__WHAT NEEDS TO BE DONE__
Output all of the data below exactly as given.
**** RECORD EXTRACTS ****
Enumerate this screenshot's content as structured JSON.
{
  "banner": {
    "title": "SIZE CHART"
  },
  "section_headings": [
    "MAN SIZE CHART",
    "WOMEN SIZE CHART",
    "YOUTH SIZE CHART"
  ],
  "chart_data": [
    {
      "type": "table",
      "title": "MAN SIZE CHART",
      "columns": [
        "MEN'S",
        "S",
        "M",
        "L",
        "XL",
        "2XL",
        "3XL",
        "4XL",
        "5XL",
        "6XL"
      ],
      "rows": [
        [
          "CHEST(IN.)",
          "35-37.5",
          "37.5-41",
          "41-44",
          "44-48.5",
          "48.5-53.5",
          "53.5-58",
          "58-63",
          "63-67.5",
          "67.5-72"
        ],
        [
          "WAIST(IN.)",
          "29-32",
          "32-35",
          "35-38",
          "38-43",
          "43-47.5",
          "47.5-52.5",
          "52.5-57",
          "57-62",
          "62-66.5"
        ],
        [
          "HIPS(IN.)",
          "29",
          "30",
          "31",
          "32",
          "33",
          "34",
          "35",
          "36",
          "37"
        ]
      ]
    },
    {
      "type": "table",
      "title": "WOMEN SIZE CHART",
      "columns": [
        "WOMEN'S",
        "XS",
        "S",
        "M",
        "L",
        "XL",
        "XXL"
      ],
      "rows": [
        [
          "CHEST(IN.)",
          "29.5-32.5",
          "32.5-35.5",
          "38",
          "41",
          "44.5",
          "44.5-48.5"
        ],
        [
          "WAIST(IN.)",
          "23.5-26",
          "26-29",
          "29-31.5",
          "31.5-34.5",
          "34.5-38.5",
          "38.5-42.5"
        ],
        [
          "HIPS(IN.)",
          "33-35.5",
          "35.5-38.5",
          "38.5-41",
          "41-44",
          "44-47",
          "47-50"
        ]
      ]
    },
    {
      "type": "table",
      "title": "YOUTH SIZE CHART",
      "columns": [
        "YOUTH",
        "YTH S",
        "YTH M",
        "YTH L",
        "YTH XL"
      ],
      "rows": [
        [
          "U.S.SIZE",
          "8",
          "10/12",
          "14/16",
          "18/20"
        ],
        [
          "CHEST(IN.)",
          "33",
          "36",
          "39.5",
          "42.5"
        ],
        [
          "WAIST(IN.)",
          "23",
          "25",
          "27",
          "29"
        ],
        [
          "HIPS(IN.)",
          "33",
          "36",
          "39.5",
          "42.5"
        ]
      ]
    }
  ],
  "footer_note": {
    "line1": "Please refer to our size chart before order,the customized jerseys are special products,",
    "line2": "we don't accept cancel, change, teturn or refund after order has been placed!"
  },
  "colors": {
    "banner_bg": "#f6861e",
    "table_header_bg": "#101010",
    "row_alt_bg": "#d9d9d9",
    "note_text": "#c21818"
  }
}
****
__RESULT__
Enumerate this screenshot's content as structured JSON.
{
  "banner": {
    "title": "SIZE CHART"
  },
  "section_headings": [
    "MAN SIZE CHART",
    "WOMEN SIZE CHART",
    "YOUTH SIZE CHART"
  ],
  "chart_data": [
    {
      "type": "table",
      "title": "MAN SIZE CHART",
      "columns": [
        "MEN'S",
        "S",
        "M",
        "L",
        "XL",
        "2XL",
        "3XL",
        "4XL",
        "5XL",
        "6XL"
      ],
      "rows": [
        [
          "CHEST(IN.)",
          "35-37.5",
          "37.5-41",
          "41-44",
          "44-48.5",
          "48.5-53.5",
          "53.5-58",
          "58-63",
          "63-67.5",
          "67.5-72"
        ],
        [
          "WAIST(IN.)",
          "29-32",
          "32-35",
          "35-38",
          "38-43",
          "43-47.5",
          "47.5-52.5",
          "52.5-57",
          "57-62",
          "62-66.5"
        ],
        [
          "HIPS(IN.)",
          "29",
          "30",
          "31",
          "32",
          "33",
          "34",
          "35",
          "36",
          "37"
        ]
      ]
    },
    {
      "type": "table",
      "title": "WOMEN SIZE CHART",
      "columns": [
        "WOMEN'S",
        "XS",
        "S",
        "M",
        "L",
        "XL",
        "XXL"
      ],
      "rows": [
        [
          "CHEST(IN.)",
          "29.5-32.5",
          "32.5-35.5",
          "38",
          "41",
          "44.5",
          "44.5-48.5"
        ],
        [
          "WAIST(IN.)",
          "23.5-26",
          "26-29",
          "29-31.5",
          "31.5-34.5",
          "34.5-38.5",
          "38.5-42.5"
        ],
        [
          "HIPS(IN.)",
          "33-35.5",
          "35.5-38.5",
          "38.5-41",
          "41-44",
          "44-47",
          "47-50"
        ]
      ]
    },
    {
      "type": "table",
      "title": "YOUTH SIZE CHART",
      "columns": [
        "YOUTH",
        "YTH S",
        "YTH M",
        "YTH L",
        "YTH XL"
      ],
      "rows": [
        [
          "U.S.SIZE",
          "8",
          "10/12",
          "14/16",
          "18/20"
        ],
        [
          "CHEST(IN.)",
          "33",
          "36",
          "39.5",
          "42.5"
        ],
        [
          "WAIST(IN.)",
          "23",
          "25",
          "27",
          "29"
        ],
        [
          "HIPS(IN.)",
          "33",
          "36",
          "39.5",
          "42.5"
        ]
      ]
    }
  ],
  "footer_note": {
    "line1": "Please refer to our size chart before order,the customized jerseys are special products,",
    "line2": "we don't accept cancel, change, teturn or refund after order has been placed!"
  },
  "colors": {
    "banner_bg": "#f6861e",
    "table_header_bg": "#101010",
    "row_alt_bg": "#d9d9d9",
    "note_text": "#c21818"
  }
}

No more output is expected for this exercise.